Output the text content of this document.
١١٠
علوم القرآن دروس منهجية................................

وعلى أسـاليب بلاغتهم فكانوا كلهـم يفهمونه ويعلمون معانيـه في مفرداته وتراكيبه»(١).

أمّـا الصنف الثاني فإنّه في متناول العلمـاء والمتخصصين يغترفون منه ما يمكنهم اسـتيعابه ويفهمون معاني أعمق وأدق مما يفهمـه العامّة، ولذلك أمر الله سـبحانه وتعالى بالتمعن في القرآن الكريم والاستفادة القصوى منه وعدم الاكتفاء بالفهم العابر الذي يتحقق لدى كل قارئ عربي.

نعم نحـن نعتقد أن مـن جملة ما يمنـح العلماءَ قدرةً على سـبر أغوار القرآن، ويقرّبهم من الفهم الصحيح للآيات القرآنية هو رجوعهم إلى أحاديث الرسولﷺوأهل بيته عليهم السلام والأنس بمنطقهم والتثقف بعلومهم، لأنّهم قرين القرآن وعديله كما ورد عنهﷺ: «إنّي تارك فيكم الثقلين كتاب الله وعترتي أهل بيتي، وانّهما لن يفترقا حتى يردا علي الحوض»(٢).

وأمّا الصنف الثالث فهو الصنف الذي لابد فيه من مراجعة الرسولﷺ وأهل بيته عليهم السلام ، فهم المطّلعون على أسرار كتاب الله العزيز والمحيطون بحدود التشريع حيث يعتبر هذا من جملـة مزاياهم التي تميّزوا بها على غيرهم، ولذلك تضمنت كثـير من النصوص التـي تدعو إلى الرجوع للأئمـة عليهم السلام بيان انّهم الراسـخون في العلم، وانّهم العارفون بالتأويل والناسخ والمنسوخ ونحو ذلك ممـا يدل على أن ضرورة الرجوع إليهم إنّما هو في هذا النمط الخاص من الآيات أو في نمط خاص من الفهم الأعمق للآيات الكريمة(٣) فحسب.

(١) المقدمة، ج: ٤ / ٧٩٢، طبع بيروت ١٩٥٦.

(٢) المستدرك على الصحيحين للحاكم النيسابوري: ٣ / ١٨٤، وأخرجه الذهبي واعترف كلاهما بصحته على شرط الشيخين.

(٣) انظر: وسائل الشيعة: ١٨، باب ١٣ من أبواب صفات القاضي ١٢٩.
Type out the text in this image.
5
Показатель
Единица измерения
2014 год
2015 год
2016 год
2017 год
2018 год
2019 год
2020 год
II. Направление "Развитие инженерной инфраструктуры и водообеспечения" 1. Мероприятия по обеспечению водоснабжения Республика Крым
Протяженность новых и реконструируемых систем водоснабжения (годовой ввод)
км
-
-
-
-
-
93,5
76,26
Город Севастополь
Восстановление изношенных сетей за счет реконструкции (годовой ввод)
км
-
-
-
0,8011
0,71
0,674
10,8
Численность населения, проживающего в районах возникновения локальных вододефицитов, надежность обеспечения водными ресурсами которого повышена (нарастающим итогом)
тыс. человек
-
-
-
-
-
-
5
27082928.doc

TASK BRIEF:
Output all preceding records character for character.

THE OUTPUT:
Output the text content of this document.
١١٠
علوم القرآن دروس منهجية................................

وعلى أسـاليب بلاغتهم فكانوا كلهـم يفهمونه ويعلمون معانيـه في مفرداته وتراكيبه»(١).

أمّـا الصنف الثاني فإنّه في متناول العلمـاء والمتخصصين يغترفون منه ما يمكنهم اسـتيعابه ويفهمون معاني أعمق وأدق مما يفهمـه العامّة، ولذلك أمر الله سـبحانه وتعالى بالتمعن في القرآن الكريم والاستفادة القصوى منه وعدم الاكتفاء بالفهم العابر الذي يتحقق لدى كل قارئ عربي.

نعم نحـن نعتقد أن مـن جملة ما يمنـح العلماءَ قدرةً على سـبر أغوار القرآن، ويقرّبهم من الفهم الصحيح للآيات القرآنية هو رجوعهم إلى أحاديث الرسولﷺوأهل بيته عليهم السلام والأنس بمنطقهم والتثقف بعلومهم، لأنّهم قرين القرآن وعديله كما ورد عنهﷺ: «إنّي تارك فيكم الثقلين كتاب الله وعترتي أهل بيتي، وانّهما لن يفترقا حتى يردا علي الحوض»(٢).

وأمّا الصنف الثالث فهو الصنف الذي لابد فيه من مراجعة الرسولﷺ وأهل بيته عليهم السلام ، فهم المطّلعون على أسرار كتاب الله العزيز والمحيطون بحدود التشريع حيث يعتبر هذا من جملـة مزاياهم التي تميّزوا بها على غيرهم، ولذلك تضمنت كثـير من النصوص التـي تدعو إلى الرجوع للأئمـة عليهم السلام بيان انّهم الراسـخون في العلم، وانّهم العارفون بالتأويل والناسخ والمنسوخ ونحو ذلك ممـا يدل على أن ضرورة الرجوع إليهم إنّما هو في هذا النمط الخاص من الآيات أو في نمط خاص من الفهم الأعمق للآيات الكريمة(٣) فحسب.

(١) المقدمة، ج: ٤ / ٧٩٢، طبع بيروت ١٩٥٦.

(٢) المستدرك على الصحيحين للحاكم النيسابوري: ٣ / ١٨٤، وأخرجه الذهبي واعترف كلاهما بصحته على شرط الشيخين.

(٣) انظر: وسائل الشيعة: ١٨، باب ١٣ من أبواب صفات القاضي ١٢٩.
Type out the text in this image.
5
Показатель
Единица измерения
2014 год
2015 год
2016 год
2017 год
2018 год
2019 год
2020 год
II. Направление "Развитие инженерной инфраструктуры и водообеспечения" 1. Мероприятия по обеспечению водоснабжения Республика Крым
Протяженность новых и реконструируемых систем водоснабжения (годовой ввод)
км
-
-
-
-
-
93,5
76,26
Город Севастополь
Восстановление изношенных сетей за счет реконструкции (годовой ввод)
км
-
-
-
0,8011
0,71
0,674
10,8
Численность населения, проживающего в районах возникновения локальных вододефицитов, надежность обеспечения водными ресурсами которого повышена (нарастающим итогом)
тыс. человек
-
-
-
-
-
-
5
27082928.doc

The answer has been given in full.